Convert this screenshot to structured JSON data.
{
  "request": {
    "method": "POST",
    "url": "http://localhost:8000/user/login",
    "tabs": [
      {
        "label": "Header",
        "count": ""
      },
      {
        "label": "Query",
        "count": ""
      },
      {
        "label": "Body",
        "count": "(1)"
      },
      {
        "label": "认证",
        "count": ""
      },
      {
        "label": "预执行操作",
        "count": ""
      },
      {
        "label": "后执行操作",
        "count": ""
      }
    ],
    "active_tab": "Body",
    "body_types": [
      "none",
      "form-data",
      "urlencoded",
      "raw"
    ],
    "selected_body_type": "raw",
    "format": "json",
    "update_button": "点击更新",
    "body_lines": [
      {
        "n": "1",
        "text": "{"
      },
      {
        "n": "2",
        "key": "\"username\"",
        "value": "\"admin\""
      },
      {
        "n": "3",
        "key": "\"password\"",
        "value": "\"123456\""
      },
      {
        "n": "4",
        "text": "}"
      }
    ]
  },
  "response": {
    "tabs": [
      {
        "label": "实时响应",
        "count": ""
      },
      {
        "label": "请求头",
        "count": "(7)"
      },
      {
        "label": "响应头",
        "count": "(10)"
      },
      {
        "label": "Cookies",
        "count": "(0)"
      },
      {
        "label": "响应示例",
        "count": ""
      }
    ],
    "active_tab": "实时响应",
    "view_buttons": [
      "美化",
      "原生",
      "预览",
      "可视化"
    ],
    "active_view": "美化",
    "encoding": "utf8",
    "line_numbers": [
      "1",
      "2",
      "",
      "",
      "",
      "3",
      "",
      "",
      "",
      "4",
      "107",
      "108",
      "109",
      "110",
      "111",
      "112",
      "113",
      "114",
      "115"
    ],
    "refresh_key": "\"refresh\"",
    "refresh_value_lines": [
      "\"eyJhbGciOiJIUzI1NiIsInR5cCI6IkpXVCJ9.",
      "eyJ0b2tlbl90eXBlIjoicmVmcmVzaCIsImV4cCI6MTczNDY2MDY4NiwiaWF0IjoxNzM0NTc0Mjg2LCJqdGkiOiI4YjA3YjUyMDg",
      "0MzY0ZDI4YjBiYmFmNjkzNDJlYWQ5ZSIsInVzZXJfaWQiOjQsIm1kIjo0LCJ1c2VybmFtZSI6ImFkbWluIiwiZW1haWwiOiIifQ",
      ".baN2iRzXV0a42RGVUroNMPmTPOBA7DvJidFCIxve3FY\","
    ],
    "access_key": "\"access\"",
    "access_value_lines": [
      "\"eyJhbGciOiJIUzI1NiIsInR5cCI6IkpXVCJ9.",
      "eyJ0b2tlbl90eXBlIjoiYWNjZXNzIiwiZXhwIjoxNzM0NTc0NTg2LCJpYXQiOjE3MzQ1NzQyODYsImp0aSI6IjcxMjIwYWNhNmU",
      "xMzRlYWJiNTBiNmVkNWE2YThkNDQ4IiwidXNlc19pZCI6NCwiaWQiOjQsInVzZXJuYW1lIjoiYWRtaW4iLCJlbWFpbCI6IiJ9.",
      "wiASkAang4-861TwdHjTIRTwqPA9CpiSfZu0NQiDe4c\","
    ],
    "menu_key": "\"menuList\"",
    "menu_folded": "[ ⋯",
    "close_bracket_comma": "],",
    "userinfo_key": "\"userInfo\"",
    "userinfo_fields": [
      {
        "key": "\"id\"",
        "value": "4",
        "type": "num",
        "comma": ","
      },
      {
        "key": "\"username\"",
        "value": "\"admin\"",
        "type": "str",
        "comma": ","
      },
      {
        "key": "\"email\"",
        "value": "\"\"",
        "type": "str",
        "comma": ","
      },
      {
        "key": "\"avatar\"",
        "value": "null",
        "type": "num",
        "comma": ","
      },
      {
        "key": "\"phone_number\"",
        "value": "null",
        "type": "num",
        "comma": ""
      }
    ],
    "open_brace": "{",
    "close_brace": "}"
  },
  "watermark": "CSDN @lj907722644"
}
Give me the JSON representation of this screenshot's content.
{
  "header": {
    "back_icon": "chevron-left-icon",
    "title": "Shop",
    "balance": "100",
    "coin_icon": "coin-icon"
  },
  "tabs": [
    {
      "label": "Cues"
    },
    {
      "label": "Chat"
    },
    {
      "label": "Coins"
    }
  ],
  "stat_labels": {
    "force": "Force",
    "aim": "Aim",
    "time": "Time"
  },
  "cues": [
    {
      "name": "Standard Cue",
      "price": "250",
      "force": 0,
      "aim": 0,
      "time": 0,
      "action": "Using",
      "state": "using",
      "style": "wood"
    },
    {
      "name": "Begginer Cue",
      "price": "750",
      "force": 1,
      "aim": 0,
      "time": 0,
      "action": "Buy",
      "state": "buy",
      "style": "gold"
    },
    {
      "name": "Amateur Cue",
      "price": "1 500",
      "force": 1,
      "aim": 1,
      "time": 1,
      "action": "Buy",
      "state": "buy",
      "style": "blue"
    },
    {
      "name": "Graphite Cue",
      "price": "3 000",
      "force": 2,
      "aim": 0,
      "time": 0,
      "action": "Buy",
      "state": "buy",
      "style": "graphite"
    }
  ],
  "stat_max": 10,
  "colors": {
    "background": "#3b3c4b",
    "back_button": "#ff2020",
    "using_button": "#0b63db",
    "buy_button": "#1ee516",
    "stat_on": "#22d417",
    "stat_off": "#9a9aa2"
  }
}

**EXERCISE DETAILS**:
Write out the material exactly as given.

**OUTPUT OF THE TASK**:
Convert this screenshot to structured JSON data.
{
  "request": {
    "method": "POST",
    "url": "http://localhost:8000/user/login",
    "tabs": [
      {
        "label": "Header",
        "count": ""
      },
      {
        "label": "Query",
        "count": ""
      },
      {
        "label": "Body",
        "count": "(1)"
      },
      {
        "label": "认证",
        "count": ""
      },
      {
        "label": "预执行操作",
        "count": ""
      },
      {
        "label": "后执行操作",
        "count": ""
      }
    ],
    "active_tab": "Body",
    "body_types": [
      "none",
      "form-data",
      "urlencoded",
      "raw"
    ],
    "selected_body_type": "raw",
    "format": "json",
    "update_button": "点击更新",
    "body_lines": [
      {
        "n": "1",
        "text": "{"
      },
      {
        "n": "2",
        "key": "\"username\"",
        "value": "\"admin\""
      },
      {
        "n": "3",
        "key": "\"password\"",
        "value": "\"123456\""
      },
      {
        "n": "4",
        "text": "}"
      }
    ]
  },
  "response": {
    "tabs": [
      {
        "label": "实时响应",
        "count": ""
      },
      {
        "label": "请求头",
        "count": "(7)"
      },
      {
        "label": "响应头",
        "count": "(10)"
      },
      {
        "label": "Cookies",
        "count": "(0)"
      },
      {
        "label": "响应示例",
        "count": ""
      }
    ],
    "active_tab": "实时响应",
    "view_buttons": [
      "美化",
      "原生",
      "预览",
      "可视化"
    ],
    "active_view": "美化",
    "encoding": "utf8",
    "line_numbers": [
      "1",
      "2",
      "",
      "",
      "",
      "3",
      "",
      "",
      "",
      "4",
      "107",
      "108",
      "109",
      "110",
      "111",
      "112",
      "113",
      "114",
      "115"
    ],
    "refresh_key": "\"refresh\"",
    "refresh_value_lines": [
      "\"eyJhbGciOiJIUzI1NiIsInR5cCI6IkpXVCJ9.",
      "eyJ0b2tlbl90eXBlIjoicmVmcmVzaCIsImV4cCI6MTczNDY2MDY4NiwiaWF0IjoxNzM0NTc0Mjg2LCJqdGkiOiI4YjA3YjUyMDg",
      "0MzY0ZDI4YjBiYmFmNjkzNDJlYWQ5ZSIsInVzZXJfaWQiOjQsIm1kIjo0LCJ1c2VybmFtZSI6ImFkbWluIiwiZW1haWwiOiIifQ",
      ".baN2iRzXV0a42RGVUroNMPmTPOBA7DvJidFCIxve3FY\","
    ],
    "access_key": "\"access\"",
    "access_value_lines": [
      "\"eyJhbGciOiJIUzI1NiIsInR5cCI6IkpXVCJ9.",
      "eyJ0b2tlbl90eXBlIjoiYWNjZXNzIiwiZXhwIjoxNzM0NTc0NTg2LCJpYXQiOjE3MzQ1NzQyODYsImp0aSI6IjcxMjIwYWNhNmU",
      "xMzRlYWJiNTBiNmVkNWE2YThkNDQ4IiwidXNlc19pZCI6NCwiaWQiOjQsInVzZXJuYW1lIjoiYWRtaW4iLCJlbWFpbCI6IiJ9.",
      "wiASkAang4-861TwdHjTIRTwqPA9CpiSfZu0NQiDe4c\","
    ],
    "menu_key": "\"menuList\"",
    "menu_folded": "[ ⋯",
    "close_bracket_comma": "],",
    "userinfo_key": "\"userInfo\"",
    "userinfo_fields": [
      {
        "key": "\"id\"",
        "value": "4",
        "type": "num",
        "comma": ","
      },
      {
        "key": "\"username\"",
        "value": "\"admin\"",
        "type": "str",
        "comma": ","
      },
      {
        "key": "\"email\"",
        "value": "\"\"",
        "type": "str",
        "comma": ","
      },
      {
        "key": "\"avatar\"",
        "value": "null",
        "type": "num",
        "comma": ","
      },
      {
        "key": "\"phone_number\"",
        "value": "null",
        "type": "num",
        "comma": ""
      }
    ],
    "open_brace": "{",
    "close_brace": "}"
  },
  "watermark": "CSDN @lj907722644"
}
Give me the JSON representation of this screenshot's content.
{
  "header": {
    "back_icon": "chevron-left-icon",
    "title": "Shop",
    "balance": "100",
    "coin_icon": "coin-icon"
  },
  "tabs": [
    {
      "label": "Cues"
    },
    {
      "label": "Chat"
    },
    {
      "label": "Coins"
    }
  ],
  "stat_labels": {
    "force": "Force",
    "aim": "Aim",
    "time": "Time"
  },
  "cues": [
    {
      "name": "Standard Cue",
      "price": "250",
      "force": 0,
      "aim": 0,
      "time": 0,
      "action": "Using",
      "state": "using",
      "style": "wood"
    },
    {
      "name": "Begginer Cue",
      "price": "750",
      "force": 1,
      "aim": 0,
      "time": 0,
      "action": "Buy",
      "state": "buy",
      "style": "gold"
    },
    {
      "name": "Amateur Cue",
      "price": "1 500",
      "force": 1,
      "aim": 1,
      "time": 1,
      "action": "Buy",
      "state": "buy",
      "style": "blue"
    },
    {
      "name": "Graphite Cue",
      "price": "3 000",
      "force": 2,
      "aim": 0,
      "time": 0,
      "action": "Buy",
      "state": "buy",
      "style": "graphite"
    }
  ],
  "stat_max": 10,
  "colors": {
    "background": "#3b3c4b",
    "back_button": "#ff2020",
    "using_button": "#0b63db",
    "buy_button": "#1ee516",
    "stat_on": "#22d417",
    "stat_off": "#9a9aa2"
  }
}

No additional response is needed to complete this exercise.